#### Written problem:
Work out how many lines in the entries below include the word "content". Give nothing but the number.

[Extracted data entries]
▽

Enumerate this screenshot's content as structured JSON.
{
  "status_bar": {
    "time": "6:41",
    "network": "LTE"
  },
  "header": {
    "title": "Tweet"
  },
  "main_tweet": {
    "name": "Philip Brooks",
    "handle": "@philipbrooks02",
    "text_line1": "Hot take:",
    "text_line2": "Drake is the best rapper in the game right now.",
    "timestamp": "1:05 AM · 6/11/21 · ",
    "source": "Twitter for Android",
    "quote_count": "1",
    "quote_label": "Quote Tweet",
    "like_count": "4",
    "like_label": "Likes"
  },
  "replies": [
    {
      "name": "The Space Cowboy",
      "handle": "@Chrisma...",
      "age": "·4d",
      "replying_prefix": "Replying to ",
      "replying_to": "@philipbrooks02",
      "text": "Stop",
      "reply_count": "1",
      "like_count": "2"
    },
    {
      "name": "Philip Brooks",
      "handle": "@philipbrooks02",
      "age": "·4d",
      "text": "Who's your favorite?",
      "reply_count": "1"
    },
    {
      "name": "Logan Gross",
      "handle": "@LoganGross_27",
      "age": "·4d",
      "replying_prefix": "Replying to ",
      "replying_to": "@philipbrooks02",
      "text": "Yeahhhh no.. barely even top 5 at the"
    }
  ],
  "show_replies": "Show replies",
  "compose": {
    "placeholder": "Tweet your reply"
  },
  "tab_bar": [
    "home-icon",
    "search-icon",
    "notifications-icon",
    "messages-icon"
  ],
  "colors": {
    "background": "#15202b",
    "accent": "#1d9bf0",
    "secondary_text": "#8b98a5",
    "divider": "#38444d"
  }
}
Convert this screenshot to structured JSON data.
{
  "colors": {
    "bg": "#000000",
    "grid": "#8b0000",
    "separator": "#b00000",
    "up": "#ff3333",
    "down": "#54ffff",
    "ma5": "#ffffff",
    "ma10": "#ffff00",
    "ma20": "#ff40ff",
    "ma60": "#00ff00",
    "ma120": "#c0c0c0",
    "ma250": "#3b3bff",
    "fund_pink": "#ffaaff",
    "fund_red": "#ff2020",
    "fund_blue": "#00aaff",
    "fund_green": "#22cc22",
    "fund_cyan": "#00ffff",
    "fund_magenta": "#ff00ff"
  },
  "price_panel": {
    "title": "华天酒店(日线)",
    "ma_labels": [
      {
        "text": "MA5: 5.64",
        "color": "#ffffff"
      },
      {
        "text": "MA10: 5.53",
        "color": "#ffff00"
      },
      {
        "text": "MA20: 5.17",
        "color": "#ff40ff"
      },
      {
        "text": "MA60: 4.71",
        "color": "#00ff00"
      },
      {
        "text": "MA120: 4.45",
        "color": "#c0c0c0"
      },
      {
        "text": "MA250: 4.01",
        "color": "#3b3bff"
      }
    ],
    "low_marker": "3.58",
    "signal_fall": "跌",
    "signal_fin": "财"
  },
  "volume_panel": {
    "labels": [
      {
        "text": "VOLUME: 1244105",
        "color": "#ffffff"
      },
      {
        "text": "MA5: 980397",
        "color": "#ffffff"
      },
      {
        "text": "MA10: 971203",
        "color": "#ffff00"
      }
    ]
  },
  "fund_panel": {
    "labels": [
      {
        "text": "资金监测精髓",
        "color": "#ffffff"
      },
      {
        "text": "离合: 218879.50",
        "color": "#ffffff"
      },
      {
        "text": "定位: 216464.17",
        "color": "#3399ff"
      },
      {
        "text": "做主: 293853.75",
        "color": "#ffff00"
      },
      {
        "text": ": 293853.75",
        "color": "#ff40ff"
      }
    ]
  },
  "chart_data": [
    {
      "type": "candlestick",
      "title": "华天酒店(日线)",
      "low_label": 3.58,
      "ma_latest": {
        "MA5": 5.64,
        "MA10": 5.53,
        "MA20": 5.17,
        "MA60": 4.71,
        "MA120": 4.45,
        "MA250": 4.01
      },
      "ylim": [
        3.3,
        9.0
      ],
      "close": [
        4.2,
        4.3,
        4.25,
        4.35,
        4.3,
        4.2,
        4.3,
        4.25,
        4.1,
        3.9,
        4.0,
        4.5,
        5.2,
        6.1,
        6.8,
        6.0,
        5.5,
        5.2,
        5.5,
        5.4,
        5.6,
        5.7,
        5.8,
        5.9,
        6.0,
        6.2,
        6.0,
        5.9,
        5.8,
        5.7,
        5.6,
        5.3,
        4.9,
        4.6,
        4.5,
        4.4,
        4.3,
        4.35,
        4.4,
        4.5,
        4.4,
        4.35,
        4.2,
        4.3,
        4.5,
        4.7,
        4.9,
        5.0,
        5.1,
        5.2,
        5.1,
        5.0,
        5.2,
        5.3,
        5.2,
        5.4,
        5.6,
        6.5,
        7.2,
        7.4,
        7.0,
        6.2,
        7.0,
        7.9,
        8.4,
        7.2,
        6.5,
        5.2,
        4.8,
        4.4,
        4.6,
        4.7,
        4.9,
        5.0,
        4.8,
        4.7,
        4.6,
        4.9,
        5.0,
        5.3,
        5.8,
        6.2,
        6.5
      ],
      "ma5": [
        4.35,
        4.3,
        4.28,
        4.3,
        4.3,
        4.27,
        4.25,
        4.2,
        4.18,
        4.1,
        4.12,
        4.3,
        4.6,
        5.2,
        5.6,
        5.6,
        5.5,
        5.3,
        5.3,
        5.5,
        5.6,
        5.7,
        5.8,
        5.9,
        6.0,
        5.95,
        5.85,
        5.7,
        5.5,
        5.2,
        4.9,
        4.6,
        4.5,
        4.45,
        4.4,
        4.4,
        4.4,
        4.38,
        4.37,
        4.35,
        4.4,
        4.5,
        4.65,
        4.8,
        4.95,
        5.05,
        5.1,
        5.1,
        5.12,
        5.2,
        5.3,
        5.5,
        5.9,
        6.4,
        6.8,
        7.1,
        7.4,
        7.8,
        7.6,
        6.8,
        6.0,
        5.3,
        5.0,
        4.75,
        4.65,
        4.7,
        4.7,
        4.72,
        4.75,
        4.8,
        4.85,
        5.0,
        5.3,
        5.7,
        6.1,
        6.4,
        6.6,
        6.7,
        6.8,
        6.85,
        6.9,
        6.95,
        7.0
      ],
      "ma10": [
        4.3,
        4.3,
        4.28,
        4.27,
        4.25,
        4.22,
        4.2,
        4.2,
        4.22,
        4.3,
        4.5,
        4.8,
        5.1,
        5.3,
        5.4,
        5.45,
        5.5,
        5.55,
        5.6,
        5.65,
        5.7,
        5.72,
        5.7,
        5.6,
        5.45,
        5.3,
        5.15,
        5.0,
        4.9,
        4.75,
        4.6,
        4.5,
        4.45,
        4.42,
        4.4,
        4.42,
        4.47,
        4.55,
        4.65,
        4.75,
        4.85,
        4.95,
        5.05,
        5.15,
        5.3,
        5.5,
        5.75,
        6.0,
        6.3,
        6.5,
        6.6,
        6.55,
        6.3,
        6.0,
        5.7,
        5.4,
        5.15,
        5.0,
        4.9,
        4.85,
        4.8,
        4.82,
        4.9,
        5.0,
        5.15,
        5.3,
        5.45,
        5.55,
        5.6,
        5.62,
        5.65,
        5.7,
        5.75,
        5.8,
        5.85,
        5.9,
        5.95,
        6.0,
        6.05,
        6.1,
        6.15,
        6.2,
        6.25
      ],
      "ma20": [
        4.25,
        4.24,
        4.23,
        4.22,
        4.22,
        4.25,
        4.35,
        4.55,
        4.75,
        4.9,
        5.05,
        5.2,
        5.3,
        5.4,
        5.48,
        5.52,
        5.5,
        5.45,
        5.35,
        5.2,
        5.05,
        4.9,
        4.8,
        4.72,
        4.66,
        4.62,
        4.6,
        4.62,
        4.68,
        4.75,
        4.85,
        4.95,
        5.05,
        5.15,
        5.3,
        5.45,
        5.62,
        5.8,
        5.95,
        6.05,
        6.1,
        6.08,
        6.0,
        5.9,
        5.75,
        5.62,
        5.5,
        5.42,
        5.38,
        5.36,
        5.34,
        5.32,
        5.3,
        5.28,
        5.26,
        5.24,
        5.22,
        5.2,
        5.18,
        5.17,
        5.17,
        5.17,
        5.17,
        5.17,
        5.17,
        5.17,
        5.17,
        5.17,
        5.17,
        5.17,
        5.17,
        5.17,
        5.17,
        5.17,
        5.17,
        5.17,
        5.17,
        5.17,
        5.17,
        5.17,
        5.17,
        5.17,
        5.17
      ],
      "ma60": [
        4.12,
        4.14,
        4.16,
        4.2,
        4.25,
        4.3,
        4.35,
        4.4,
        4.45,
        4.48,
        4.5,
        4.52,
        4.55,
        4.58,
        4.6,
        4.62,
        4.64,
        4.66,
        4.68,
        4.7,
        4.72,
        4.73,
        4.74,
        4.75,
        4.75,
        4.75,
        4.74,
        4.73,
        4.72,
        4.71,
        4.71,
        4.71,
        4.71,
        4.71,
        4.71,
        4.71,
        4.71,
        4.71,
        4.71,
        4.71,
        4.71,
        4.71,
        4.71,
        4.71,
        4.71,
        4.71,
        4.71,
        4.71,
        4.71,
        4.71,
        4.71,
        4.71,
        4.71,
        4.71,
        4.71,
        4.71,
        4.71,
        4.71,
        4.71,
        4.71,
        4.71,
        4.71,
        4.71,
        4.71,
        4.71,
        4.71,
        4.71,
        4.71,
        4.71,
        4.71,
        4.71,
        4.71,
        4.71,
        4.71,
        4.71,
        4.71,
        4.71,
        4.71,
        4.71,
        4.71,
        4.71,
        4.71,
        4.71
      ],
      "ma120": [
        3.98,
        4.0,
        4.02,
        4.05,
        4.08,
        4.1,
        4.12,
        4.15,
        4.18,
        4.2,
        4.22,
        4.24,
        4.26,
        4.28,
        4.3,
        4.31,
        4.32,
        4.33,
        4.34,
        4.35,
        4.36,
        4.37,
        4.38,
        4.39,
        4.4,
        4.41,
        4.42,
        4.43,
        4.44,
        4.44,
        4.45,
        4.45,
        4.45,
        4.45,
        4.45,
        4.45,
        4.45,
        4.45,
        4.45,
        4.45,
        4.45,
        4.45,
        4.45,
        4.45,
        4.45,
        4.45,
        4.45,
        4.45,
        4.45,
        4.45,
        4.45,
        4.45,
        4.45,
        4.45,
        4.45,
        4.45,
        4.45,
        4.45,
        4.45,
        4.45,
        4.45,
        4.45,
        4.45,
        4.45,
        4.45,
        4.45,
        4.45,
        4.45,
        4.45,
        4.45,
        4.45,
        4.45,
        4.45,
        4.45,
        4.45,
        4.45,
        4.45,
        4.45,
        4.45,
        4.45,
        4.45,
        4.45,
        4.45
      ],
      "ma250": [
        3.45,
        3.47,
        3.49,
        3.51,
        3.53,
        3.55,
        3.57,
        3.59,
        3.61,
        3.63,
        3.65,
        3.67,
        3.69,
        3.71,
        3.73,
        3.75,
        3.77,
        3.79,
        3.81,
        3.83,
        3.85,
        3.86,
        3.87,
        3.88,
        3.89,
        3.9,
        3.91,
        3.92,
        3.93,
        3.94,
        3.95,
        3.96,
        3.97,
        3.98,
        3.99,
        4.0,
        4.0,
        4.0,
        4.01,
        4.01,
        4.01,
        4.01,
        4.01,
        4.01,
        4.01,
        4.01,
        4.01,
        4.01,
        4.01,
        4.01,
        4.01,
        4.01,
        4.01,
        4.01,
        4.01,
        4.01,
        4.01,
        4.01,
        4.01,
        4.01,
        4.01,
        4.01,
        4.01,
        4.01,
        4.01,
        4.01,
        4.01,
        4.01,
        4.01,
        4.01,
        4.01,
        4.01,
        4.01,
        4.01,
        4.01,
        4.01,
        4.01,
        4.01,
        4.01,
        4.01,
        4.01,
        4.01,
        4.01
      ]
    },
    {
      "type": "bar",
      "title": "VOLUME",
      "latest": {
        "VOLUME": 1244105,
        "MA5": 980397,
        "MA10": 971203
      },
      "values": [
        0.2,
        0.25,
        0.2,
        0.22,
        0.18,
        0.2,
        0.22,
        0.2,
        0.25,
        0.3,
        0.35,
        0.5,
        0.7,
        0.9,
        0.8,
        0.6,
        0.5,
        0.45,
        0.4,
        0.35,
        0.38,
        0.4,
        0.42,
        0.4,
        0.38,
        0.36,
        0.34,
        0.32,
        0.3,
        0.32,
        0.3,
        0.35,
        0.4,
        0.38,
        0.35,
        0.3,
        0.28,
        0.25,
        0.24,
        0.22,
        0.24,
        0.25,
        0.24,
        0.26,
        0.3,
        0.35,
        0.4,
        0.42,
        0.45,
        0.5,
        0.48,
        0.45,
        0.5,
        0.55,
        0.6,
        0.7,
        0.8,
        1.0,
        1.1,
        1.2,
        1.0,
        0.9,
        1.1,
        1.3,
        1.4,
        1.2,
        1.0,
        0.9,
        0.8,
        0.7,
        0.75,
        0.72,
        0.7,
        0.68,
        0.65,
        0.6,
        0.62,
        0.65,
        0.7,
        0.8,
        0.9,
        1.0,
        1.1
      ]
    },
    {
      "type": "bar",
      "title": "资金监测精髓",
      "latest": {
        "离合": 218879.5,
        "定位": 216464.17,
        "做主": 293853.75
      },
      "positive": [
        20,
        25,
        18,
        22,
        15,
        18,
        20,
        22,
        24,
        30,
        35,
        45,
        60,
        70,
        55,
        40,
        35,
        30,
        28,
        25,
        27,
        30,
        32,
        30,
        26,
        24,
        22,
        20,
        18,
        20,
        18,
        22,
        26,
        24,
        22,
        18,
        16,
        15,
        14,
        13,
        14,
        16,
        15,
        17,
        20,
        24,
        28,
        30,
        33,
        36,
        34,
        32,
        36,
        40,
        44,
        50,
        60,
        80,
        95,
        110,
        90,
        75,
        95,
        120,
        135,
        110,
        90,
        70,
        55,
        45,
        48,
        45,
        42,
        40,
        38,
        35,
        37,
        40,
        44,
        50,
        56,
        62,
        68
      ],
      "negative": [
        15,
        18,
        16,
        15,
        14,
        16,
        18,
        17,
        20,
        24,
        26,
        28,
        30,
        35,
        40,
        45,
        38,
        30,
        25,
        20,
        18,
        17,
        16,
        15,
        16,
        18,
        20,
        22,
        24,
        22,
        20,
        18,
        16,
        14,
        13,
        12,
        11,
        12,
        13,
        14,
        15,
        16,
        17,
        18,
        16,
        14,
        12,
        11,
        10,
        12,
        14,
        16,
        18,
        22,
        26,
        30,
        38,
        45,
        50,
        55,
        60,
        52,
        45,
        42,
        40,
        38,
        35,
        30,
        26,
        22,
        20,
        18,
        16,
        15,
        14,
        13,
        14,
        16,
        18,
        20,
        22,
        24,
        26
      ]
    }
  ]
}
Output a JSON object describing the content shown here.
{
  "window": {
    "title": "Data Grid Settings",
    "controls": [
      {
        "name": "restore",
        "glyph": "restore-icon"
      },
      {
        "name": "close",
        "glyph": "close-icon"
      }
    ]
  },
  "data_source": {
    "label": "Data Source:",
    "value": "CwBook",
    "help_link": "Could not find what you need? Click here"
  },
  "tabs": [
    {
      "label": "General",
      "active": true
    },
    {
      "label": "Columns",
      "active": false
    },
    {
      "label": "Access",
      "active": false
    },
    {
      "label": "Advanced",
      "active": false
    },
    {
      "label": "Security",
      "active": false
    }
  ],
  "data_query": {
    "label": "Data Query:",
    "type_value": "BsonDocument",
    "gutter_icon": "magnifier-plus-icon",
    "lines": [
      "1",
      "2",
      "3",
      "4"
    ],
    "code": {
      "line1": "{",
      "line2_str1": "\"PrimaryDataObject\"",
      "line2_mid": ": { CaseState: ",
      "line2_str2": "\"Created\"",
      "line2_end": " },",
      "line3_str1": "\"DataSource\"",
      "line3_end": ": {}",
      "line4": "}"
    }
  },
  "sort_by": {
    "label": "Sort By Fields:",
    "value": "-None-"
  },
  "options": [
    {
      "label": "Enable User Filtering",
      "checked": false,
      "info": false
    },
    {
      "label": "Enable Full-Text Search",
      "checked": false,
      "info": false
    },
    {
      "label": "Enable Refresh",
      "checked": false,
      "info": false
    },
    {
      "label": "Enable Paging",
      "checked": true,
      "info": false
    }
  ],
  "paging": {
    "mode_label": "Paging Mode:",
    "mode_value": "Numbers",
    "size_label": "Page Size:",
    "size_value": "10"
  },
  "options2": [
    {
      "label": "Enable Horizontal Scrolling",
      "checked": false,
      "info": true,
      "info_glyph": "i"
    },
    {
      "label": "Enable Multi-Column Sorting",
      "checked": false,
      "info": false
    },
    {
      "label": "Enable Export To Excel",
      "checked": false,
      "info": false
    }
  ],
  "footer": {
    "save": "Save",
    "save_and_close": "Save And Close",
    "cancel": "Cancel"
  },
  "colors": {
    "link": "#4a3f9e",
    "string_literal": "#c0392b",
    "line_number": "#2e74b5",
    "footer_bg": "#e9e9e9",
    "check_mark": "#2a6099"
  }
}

△

#### Expected answer:
2